▸ Extracted material:
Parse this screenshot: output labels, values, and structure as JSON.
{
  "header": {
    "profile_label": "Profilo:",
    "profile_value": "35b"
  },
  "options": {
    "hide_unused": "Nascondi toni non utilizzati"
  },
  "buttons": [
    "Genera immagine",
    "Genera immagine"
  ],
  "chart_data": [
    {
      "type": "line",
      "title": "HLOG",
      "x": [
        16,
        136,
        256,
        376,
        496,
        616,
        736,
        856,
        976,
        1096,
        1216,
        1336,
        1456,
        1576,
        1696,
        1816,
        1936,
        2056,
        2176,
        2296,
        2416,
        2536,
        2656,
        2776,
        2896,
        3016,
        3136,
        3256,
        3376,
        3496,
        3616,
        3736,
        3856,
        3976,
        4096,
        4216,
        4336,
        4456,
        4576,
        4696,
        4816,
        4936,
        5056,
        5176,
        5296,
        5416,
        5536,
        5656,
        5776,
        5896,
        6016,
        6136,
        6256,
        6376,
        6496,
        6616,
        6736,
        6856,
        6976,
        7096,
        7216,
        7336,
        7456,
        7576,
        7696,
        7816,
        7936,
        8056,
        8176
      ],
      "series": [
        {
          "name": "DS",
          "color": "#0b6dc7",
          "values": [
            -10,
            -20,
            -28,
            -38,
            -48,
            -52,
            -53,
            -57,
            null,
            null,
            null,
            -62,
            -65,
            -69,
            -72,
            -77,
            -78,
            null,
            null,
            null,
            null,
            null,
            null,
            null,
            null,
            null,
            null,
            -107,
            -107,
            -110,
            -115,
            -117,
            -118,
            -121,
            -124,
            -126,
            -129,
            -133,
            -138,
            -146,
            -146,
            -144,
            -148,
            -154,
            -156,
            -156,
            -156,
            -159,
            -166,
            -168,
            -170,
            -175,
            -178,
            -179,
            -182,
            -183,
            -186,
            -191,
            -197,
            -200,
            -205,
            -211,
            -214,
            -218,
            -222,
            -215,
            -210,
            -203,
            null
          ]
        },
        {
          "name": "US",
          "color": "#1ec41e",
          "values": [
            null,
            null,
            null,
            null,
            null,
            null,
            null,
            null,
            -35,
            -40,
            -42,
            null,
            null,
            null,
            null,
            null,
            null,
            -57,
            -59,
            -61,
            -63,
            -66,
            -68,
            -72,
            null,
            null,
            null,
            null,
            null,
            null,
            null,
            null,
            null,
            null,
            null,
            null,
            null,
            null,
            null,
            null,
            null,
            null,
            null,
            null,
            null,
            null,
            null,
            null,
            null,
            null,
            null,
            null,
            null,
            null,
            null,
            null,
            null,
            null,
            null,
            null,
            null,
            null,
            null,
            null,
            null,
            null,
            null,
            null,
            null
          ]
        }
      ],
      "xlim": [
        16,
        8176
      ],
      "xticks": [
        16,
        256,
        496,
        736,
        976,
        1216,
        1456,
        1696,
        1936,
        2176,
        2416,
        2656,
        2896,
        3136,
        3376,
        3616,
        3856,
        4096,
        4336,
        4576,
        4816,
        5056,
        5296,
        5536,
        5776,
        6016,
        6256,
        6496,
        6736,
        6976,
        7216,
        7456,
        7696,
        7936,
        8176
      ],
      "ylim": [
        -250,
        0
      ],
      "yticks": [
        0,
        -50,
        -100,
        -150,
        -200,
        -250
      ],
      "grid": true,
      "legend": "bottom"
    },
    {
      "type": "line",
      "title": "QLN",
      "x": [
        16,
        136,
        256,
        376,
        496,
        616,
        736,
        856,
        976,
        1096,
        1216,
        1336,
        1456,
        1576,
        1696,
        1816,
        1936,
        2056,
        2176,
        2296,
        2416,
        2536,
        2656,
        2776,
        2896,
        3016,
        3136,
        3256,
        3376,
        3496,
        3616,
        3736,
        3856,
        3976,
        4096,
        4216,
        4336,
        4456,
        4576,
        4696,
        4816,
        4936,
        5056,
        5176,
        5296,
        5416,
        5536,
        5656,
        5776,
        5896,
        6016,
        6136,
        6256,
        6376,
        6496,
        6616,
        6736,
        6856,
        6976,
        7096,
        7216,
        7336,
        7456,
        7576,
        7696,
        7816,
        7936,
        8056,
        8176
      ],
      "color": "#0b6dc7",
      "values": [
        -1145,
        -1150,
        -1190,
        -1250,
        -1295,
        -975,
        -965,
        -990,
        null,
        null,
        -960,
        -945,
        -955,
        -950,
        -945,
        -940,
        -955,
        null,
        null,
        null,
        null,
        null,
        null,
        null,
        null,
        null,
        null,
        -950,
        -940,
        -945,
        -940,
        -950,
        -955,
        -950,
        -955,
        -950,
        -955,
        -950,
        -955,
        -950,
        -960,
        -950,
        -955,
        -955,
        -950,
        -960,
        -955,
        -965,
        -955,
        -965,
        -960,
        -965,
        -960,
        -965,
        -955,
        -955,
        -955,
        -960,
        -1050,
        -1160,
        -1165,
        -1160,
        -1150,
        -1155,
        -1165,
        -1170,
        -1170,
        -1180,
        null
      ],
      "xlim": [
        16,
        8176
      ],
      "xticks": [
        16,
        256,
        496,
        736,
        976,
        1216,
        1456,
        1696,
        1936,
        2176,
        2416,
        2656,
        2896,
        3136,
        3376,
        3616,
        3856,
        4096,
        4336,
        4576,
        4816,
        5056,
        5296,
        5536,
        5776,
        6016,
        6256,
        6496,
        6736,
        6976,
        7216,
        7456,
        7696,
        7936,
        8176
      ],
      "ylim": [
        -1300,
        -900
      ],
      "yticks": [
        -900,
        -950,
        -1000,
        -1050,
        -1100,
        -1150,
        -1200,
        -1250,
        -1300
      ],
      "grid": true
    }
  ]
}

▸ Task goal: All records above must be set down exactly, please.

▸ Solution:
Parse this screenshot: output labels, values, and structure as JSON.
{
  "header": {
    "profile_label": "Profilo:",
    "profile_value": "35b"
  },
  "options": {
    "hide_unused": "Nascondi toni non utilizzati"
  },
  "buttons": [
    "Genera immagine",
    "Genera immagine"
  ],
  "chart_data": [
    {
      "type": "line",
      "title": "HLOG",
      "x": [
        16,
        136,
        256,
        376,
        496,
        616,
        736,
        856,
        976,
        1096,
        1216,
        1336,
        1456,
        1576,
        1696,
        1816,
        1936,
        2056,
        2176,
        2296,
        2416,
        2536,
        2656,
        2776,
        2896,
        3016,
        3136,
        3256,
        3376,
        3496,
        3616,
        3736,
        3856,
        3976,
        4096,
        4216,
        4336,
        4456,
        4576,
        4696,
        4816,
        4936,
        5056,
        5176,
        5296,
        5416,
        5536,
        5656,
        5776,
        5896,
        6016,
        6136,
        6256,
        6376,
        6496,
        6616,
        6736,
        6856,
        6976,
        7096,
        7216,
        7336,
        7456,
        7576,
        7696,
        7816,
        7936,
        8056,
        8176
      ],
      "series": [
        {
          "name": "DS",
          "color": "#0b6dc7",
          "values": [
            -10,
            -20,
            -28,
            -38,
            -48,
            -52,
            -53,
            -57,
            null,
            null,
            null,
            -62,
            -65,
            -69,
            -72,
            -77,
            -78,
            null,
            null,
            null,
            null,
            null,
            null,
            null,
            null,
            null,
            null,
            -107,
            -107,
            -110,
            -115,
            -117,
            -118,
            -121,
            -124,
            -126,
            -129,
            -133,
            -138,
            -146,
            -146,
            -144,
            -148,
            -154,
            -156,
            -156,
            -156,
            -159,
            -166,
            -168,
            -170,
            -175,
            -178,
            -179,
            -182,
            -183,
            -186,
            -191,
            -197,
            -200,
            -205,
            -211,
            -214,
            -218,
            -222,
            -215,
            -210,
            -203,
            null
          ]
        },
        {
          "name": "US",
          "color": "#1ec41e",
          "values": [
            null,
            null,
            null,
            null,
            null,
            null,
            null,
            null,
            -35,
            -40,
            -42,
            null,
            null,
            null,
            null,
            null,
            null,
            -57,
            -59,
            -61,
            -63,
            -66,
            -68,
            -72,
            null,
            null,
            null,
            null,
            null,
            null,
            null,
            null,
            null,
            null,
            null,
            null,
            null,
            null,
            null,
            null,
            null,
            null,
            null,
            null,
            null,
            null,
            null,
            null,
            null,
            null,
            null,
            null,
            null,
            null,
            null,
            null,
            null,
            null,
            null,
            null,
            null,
            null,
            null,
            null,
            null,
            null,
            null,
            null,
            null
          ]
        }
      ],
      "xlim": [
        16,
        8176
      ],
      "xticks": [
        16,
        256,
        496,
        736,
        976,
        1216,
        1456,
        1696,
        1936,
        2176,
        2416,
        2656,
        2896,
        3136,
        3376,
        3616,
        3856,
        4096,
        4336,
        4576,
        4816,
        5056,
        5296,
        5536,
        5776,
        6016,
        6256,
        6496,
        6736,
        6976,
        7216,
        7456,
        7696,
        7936,
        8176
      ],
      "ylim": [
        -250,
        0
      ],
      "yticks": [
        0,
        -50,
        -100,
        -150,
        -200,
        -250
      ],
      "grid": true,
      "legend": "bottom"
    },
    {
      "type": "line",
      "title": "QLN",
      "x": [
        16,
        136,
        256,
        376,
        496,
        616,
        736,
        856,
        976,
        1096,
        1216,
        1336,
        1456,
        1576,
        1696,
        1816,
        1936,
        2056,
        2176,
        2296,
        2416,
        2536,
        2656,
        2776,
        2896,
        3016,
        3136,
        3256,
        3376,
        3496,
        3616,
        3736,
        3856,
        3976,
        4096,
        4216,
        4336,
        4456,
        4576,
        4696,
        4816,
        4936,
        5056,
        5176,
        5296,
        5416,
        5536,
        5656,
        5776,
        5896,
        6016,
        6136,
        6256,
        6376,
        6496,
        6616,
        6736,
        6856,
        6976,
        7096,
        7216,
        7336,
        7456,
        7576,
        7696,
        7816,
        7936,
        8056,
        8176
      ],
      "color": "#0b6dc7",
      "values": [
        -1145,
        -1150,
        -1190,
        -1250,
        -1295,
        -975,
        -965,
        -990,
        null,
        null,
        -960,
        -945,
        -955,
        -950,
        -945,
        -940,
        -955,
        null,
        null,
        null,
        null,
        null,
        null,
        null,
        null,
        null,
        null,
        -950,
        -940,
        -945,
        -940,
        -950,
        -955,
        -950,
        -955,
        -950,
        -955,
        -950,
        -955,
        -950,
        -960,
        -950,
        -955,
        -955,
        -950,
        -960,
        -955,
        -965,
        -955,
        -965,
        -960,
        -965,
        -960,
        -965,
        -955,
        -955,
        -955,
        -960,
        -1050,
        -1160,
        -1165,
        -1160,
        -1150,
        -1155,
        -1165,
        -1170,
        -1170,
        -1180,
        null
      ],
      "xlim": [
        16,
        8176
      ],
      "xticks": [
        16,
        256,
        496,
        736,
        976,
        1216,
        1456,
        1696,
        1936,
        2176,
        2416,
        2656,
        2896,
        3136,
        3376,
        3616,
        3856,
        4096,
        4336,
        4576,
        4816,
        5056,
        5296,
        5536,
        5776,
        6016,
        6256,
        6496,
        6736,
        6976,
        7216,
        7456,
        7696,
        7936,
        8176
      ],
      "ylim": [
        -1300,
        -900
      ],
      "yticks": [
        -900,
        -950,
        -1000,
        -1050,
        -1100,
        -1150,
        -1200,
        -1250,
        -1300
      ],
      "grid": true
    }
  ]
}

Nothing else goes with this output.